**AIM OF THE TASK:** Lines containing "source" are to be counted. Give the number and nothing more.

**MATERIALS PROVIDED:**
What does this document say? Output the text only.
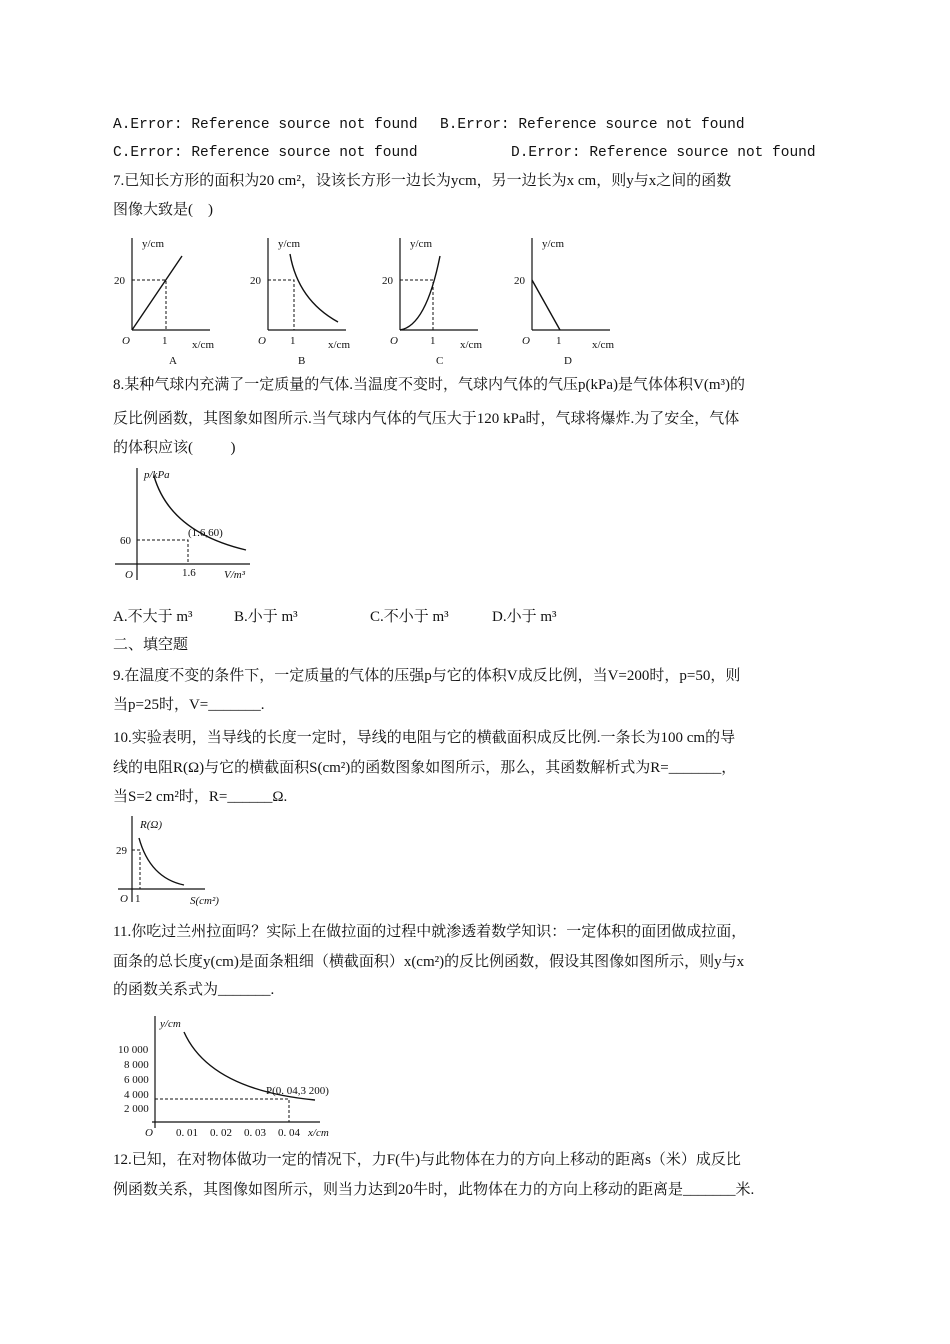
A.Error: Reference source not found B.Error: Reference source not found
C.Error: Reference source not found	D.Error: Reference source not found
7.已知长方形的面积为20 cm²，设该长方形一边长为ycm，另一边长为x cm，则y与x之间的函数
图像大致是(    )
y/cm
20
O	1 x/cm
A
y/cm
20
O 1	x/cm
B
y/cm
20
O	1 x/cm
C
y/cm
20
O 1	x/cm
D
8.某种气球内充满了一定质量的气体.当温度不变时，气球内气体的气压p(kPa)是气体体积V(m³)的
反比例函数，其图象如图所示.当气球内气体的气压大于120 kPa时，气球将爆炸.为了安全，气体
的体积应该(          )
p/kPa
60
(1.6,60)
O	1.6	V/m³
A.不大于 m³	B.小于 m³	C.不小于 m³	D.小于 m³
二、填空题
9.在温度不变的条件下，一定质量的气体的压强p与它的体积V成反比例，当V=200时，p=50，则
当p=25时，V=_______.
10.实验表明，当导线的长度一定时，导线的电阻与它的横截面积成反比例.一条长为100 cm的导
线的电阻R(Ω)与它的横截面积S(cm²)的函数图象如图所示，那么，其函数解析式为R=_______，
当S=2 cm²时，R=______Ω.
R(Ω)
29
O 1	S(cm²)
11.你吃过兰州拉面吗？实际上在做拉面的过程中就渗透着数学知识：一定体积的面团做成拉面，
面条的总长度y(cm)是面条粗细（横截面积）x(cm²)的反比例函数，假设其图像如图所示，则y与x
的函数关系式为_______.
y/cm
10 000
8 000
6 000
4 000
2 000
P(0. 04,3 200)
O 0. 01 0. 02 0. 03 0. 04 x/cm
12.已知，在对物体做功一定的情况下，力F(牛)与此物体在力的方向上移动的距离s（米）成反比
例函数关系，其图像如图所示，则当力达到20牛时，此物体在力的方向上移动的距离是_______米.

**WORKED ANSWER:** 2